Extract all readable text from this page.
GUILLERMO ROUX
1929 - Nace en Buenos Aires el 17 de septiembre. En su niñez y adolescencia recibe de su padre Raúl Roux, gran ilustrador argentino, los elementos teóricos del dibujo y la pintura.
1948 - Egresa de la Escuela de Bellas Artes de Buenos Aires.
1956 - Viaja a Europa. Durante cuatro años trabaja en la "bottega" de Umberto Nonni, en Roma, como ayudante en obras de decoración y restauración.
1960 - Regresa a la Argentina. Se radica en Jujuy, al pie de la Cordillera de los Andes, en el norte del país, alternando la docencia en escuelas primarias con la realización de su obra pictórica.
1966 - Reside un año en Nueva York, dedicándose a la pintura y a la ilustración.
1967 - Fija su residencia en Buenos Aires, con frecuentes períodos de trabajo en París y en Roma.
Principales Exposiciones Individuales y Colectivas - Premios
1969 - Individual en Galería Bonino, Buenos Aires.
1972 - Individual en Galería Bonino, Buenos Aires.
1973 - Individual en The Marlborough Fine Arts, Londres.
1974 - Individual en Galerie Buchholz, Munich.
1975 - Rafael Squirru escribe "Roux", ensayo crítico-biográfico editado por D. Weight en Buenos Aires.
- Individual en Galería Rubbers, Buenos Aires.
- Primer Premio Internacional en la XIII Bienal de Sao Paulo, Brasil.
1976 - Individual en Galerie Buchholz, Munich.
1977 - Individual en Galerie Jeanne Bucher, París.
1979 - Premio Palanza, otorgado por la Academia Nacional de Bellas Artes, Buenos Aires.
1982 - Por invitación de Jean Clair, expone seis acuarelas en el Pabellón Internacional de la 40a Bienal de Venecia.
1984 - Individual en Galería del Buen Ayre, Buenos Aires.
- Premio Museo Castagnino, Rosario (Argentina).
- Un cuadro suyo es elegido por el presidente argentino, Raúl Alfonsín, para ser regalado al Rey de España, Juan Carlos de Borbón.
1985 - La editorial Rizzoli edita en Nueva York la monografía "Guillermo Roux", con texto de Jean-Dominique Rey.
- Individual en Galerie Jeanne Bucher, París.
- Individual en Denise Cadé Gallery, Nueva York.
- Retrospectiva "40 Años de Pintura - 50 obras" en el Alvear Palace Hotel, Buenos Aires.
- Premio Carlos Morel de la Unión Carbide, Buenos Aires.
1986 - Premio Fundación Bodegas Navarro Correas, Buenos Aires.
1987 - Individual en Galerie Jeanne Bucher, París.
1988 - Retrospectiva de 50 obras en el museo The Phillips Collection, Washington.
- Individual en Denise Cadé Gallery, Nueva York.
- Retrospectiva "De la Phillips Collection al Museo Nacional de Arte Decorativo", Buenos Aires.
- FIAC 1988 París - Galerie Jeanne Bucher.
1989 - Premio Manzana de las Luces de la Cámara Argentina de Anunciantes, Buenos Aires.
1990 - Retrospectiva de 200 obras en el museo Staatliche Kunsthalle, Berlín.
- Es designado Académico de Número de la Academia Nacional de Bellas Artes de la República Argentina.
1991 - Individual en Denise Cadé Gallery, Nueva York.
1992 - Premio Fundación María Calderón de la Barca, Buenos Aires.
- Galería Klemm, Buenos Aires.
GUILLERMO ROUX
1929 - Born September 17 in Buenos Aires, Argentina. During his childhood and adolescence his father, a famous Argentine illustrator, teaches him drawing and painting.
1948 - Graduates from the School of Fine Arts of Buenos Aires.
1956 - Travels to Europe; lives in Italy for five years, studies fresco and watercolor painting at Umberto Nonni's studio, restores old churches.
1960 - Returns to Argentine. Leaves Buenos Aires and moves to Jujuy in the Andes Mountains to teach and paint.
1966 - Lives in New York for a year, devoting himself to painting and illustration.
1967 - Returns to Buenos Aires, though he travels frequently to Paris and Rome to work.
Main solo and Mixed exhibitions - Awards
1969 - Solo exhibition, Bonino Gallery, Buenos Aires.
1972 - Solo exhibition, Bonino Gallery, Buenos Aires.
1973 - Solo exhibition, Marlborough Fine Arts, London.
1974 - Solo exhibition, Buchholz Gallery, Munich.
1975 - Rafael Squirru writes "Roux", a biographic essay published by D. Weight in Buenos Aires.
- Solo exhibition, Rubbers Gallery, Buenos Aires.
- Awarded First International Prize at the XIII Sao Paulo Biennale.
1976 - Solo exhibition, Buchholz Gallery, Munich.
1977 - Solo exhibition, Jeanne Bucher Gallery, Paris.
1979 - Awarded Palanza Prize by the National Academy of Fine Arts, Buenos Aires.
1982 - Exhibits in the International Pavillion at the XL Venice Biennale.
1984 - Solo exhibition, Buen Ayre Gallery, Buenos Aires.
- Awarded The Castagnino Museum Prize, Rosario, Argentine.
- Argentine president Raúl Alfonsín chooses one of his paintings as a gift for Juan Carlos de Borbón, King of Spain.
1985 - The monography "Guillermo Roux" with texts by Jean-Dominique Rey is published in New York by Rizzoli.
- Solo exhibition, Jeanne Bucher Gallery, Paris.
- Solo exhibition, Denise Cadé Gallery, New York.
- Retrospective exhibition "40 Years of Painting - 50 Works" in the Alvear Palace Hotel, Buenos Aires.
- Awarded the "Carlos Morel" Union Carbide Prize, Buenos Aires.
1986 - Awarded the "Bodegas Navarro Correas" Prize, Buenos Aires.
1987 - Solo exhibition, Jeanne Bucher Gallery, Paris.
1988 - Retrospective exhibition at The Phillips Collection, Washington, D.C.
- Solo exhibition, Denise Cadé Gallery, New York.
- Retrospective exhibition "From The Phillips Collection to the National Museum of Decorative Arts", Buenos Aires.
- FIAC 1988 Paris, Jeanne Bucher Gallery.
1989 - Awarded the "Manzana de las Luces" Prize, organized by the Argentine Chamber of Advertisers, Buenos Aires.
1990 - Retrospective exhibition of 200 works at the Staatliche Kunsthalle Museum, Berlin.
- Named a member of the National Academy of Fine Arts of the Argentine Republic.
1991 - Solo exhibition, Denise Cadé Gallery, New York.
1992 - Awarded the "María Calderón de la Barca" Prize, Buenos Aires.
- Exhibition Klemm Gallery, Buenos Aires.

Directive: From the listing above, copy every line that includes the word "Retrospective".

Task result:
- Retrospective exhibition "40 Years of Painting - 50 Works" in the Alvear Palace Hotel, Buenos Aires.
1988 - Retrospective exhibition at The Phillips Collection, Washington, D.C.
- Retrospective exhibition "From The Phillips Collection to the National Museum of Decorative Arts", Buenos Aires.
1990 - Retrospective exhibition of 200 works at the Staatliche Kunsthalle Museum, Berlin.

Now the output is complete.